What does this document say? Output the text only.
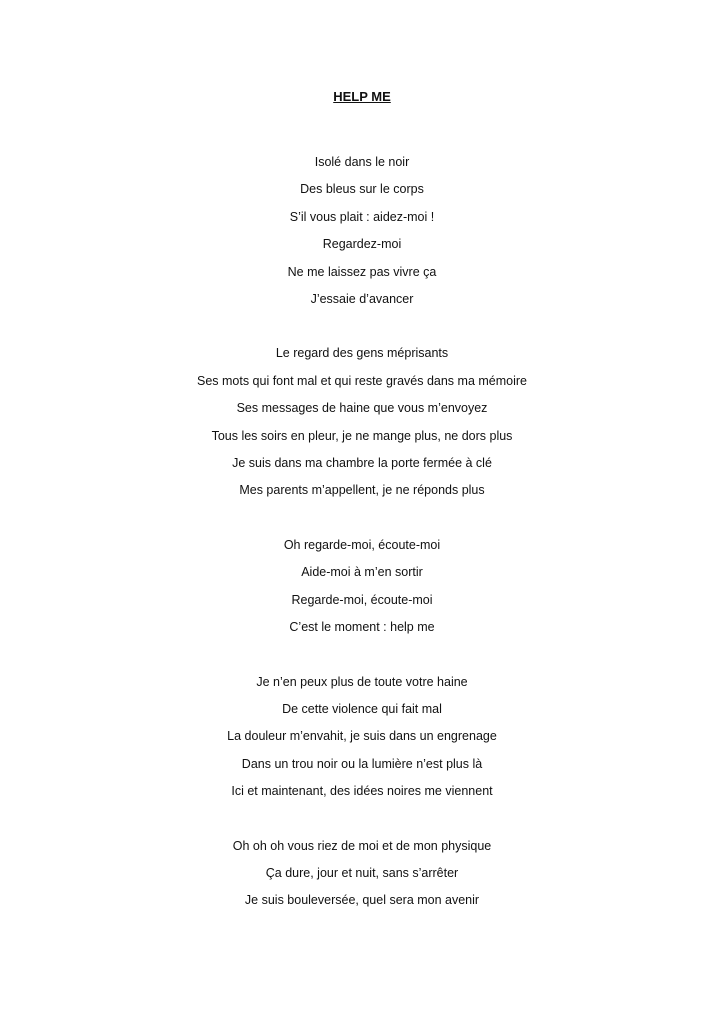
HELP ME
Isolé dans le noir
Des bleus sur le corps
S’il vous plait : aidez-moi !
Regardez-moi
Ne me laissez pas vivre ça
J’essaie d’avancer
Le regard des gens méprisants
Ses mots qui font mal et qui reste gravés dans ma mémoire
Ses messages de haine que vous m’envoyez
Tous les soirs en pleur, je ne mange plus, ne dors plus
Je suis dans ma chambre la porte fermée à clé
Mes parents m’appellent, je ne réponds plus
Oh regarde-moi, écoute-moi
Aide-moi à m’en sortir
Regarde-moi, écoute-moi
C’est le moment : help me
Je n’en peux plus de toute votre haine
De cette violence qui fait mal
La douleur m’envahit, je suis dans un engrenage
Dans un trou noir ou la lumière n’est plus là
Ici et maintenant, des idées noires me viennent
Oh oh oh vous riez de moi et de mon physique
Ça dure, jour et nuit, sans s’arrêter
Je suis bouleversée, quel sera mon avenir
------------------------------
- TASK REQUIREMENTS -
Will you restate every entry word for word and omit the images?

- FULL ANSWER -
What does this document say? Output the text only.
HELP ME
Isolé dans le noir
Des bleus sur le corps
S’il vous plait : aidez-moi !
Regardez-moi
Ne me laissez pas vivre ça
J’essaie d’avancer
Le regard des gens méprisants
Ses mots qui font mal et qui reste gravés dans ma mémoire
Ses messages de haine que vous m’envoyez
Tous les soirs en pleur, je ne mange plus, ne dors plus
Je suis dans ma chambre la porte fermée à clé
Mes parents m’appellent, je ne réponds plus
Oh regarde-moi, écoute-moi
Aide-moi à m’en sortir
Regarde-moi, écoute-moi
C’est le moment : help me
Je n’en peux plus de toute votre haine
De cette violence qui fait mal
La douleur m’envahit, je suis dans un engrenage
Dans un trou noir ou la lumière n’est plus là
Ici et maintenant, des idées noires me viennent
Oh oh oh vous riez de moi et de mon physique
Ça dure, jour et nuit, sans s’arrêter
Je suis bouleversée, quel sera mon avenir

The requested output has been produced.